List each line of the data that holds the word "text".

◆ **Provided information**
□ □ □ □ □ □ □

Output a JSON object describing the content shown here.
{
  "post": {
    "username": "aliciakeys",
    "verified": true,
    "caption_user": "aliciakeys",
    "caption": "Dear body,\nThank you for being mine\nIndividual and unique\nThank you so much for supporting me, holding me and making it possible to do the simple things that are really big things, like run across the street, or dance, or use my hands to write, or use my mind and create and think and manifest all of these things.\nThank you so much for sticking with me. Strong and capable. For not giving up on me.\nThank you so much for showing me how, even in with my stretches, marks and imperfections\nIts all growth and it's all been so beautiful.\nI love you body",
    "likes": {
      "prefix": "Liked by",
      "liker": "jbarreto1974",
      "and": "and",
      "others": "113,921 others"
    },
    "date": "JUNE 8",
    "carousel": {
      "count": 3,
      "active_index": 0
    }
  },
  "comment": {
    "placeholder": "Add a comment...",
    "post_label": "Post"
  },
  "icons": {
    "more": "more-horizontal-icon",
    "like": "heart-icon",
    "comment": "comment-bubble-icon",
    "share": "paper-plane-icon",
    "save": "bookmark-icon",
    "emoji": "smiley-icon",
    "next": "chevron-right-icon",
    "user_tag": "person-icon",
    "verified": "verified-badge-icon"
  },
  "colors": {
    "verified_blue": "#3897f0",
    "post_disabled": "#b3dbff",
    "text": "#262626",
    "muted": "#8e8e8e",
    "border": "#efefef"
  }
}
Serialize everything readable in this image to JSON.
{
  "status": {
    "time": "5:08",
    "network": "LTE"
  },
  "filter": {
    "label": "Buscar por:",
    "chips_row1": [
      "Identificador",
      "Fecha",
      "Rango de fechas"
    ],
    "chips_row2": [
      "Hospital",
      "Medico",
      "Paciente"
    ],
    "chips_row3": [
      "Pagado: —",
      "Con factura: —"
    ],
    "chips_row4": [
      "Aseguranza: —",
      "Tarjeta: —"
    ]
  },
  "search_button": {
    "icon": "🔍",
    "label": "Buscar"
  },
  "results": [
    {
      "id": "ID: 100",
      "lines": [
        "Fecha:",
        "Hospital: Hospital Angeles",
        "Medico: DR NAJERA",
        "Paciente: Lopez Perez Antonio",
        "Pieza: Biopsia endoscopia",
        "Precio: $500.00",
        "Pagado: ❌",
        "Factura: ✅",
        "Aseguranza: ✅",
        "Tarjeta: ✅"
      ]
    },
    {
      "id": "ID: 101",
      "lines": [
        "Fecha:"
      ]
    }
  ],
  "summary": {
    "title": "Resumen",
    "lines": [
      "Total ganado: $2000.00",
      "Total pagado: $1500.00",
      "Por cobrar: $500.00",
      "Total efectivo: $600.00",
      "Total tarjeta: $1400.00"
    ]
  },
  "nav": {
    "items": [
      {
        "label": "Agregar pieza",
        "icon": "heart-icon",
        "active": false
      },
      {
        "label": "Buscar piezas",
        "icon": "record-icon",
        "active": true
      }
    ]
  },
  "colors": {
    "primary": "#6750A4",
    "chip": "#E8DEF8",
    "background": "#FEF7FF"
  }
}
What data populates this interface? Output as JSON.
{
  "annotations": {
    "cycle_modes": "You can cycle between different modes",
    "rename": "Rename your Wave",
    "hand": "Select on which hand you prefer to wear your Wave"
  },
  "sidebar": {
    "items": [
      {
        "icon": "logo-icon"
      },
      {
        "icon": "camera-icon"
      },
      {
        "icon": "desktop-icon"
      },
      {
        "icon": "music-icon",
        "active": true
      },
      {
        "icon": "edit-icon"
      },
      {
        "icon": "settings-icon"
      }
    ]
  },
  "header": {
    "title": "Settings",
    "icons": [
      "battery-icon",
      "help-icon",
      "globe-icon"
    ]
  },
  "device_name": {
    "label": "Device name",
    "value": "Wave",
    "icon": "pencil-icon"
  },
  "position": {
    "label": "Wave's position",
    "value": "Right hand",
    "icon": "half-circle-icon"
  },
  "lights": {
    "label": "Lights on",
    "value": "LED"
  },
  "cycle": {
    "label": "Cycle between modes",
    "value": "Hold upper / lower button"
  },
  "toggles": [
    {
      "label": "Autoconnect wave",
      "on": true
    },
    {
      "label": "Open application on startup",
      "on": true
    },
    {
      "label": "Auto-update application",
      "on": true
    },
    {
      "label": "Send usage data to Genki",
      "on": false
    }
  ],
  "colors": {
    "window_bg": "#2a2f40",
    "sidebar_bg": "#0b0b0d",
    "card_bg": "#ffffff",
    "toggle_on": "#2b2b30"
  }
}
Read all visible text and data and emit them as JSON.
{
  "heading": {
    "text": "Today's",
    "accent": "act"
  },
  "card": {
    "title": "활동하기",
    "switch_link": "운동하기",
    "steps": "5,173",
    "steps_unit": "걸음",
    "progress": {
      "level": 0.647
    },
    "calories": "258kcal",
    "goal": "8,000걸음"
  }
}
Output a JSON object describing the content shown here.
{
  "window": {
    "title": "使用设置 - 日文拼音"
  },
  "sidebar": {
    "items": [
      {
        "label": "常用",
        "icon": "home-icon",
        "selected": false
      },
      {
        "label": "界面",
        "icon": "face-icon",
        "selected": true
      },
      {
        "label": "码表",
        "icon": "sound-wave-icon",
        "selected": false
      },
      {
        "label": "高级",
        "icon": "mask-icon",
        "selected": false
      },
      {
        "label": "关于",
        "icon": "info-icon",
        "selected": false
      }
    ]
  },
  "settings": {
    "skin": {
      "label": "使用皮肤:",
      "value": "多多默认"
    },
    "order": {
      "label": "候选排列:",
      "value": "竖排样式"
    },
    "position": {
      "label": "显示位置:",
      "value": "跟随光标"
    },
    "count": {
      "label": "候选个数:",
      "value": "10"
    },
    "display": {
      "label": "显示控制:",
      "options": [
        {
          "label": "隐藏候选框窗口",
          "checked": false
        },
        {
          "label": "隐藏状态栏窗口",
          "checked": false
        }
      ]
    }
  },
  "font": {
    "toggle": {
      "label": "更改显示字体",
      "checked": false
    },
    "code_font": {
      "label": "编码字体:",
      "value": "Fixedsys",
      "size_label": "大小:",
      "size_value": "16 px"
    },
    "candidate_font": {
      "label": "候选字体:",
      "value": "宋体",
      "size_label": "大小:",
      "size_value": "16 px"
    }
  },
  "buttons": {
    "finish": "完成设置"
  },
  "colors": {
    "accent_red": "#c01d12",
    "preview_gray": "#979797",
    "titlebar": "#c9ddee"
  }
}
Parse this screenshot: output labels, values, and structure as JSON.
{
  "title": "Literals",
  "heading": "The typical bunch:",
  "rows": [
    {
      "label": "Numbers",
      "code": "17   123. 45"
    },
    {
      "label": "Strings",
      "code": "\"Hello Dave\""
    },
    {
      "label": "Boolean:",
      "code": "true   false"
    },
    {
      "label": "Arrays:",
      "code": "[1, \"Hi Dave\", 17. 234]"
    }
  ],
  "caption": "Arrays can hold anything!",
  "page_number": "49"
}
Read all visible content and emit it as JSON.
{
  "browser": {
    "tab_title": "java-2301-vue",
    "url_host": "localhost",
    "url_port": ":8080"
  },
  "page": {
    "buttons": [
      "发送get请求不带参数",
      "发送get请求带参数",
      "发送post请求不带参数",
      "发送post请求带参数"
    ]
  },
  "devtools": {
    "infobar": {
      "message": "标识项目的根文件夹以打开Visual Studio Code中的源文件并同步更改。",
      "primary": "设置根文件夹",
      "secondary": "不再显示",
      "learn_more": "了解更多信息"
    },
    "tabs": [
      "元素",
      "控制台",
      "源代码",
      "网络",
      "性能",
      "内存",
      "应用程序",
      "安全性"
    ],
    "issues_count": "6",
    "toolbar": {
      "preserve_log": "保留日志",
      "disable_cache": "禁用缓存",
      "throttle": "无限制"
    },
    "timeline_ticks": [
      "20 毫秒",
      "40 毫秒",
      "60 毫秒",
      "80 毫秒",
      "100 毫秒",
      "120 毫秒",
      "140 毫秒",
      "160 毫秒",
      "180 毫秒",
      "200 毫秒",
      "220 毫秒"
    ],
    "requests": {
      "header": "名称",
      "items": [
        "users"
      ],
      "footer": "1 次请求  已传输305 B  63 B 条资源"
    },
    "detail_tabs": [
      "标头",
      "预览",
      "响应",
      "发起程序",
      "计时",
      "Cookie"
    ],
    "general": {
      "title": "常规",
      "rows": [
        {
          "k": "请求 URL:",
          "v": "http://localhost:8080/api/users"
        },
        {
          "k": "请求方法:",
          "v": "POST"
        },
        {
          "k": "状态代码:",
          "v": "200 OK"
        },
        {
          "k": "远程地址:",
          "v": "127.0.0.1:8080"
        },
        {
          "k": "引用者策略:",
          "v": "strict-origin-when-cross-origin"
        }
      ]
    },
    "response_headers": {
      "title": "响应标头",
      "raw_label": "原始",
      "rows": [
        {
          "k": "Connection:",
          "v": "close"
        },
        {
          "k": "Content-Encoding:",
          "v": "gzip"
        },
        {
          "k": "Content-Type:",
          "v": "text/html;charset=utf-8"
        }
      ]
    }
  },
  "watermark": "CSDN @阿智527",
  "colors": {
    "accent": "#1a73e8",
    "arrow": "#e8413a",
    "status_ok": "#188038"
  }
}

□ □ □ □ □ □ □

◆ **The reply**
    "text": "#262626",
Read all visible text and data and emit them as JSON.
    "text": "Today's",
          "v": "text/html;charset=utf-8"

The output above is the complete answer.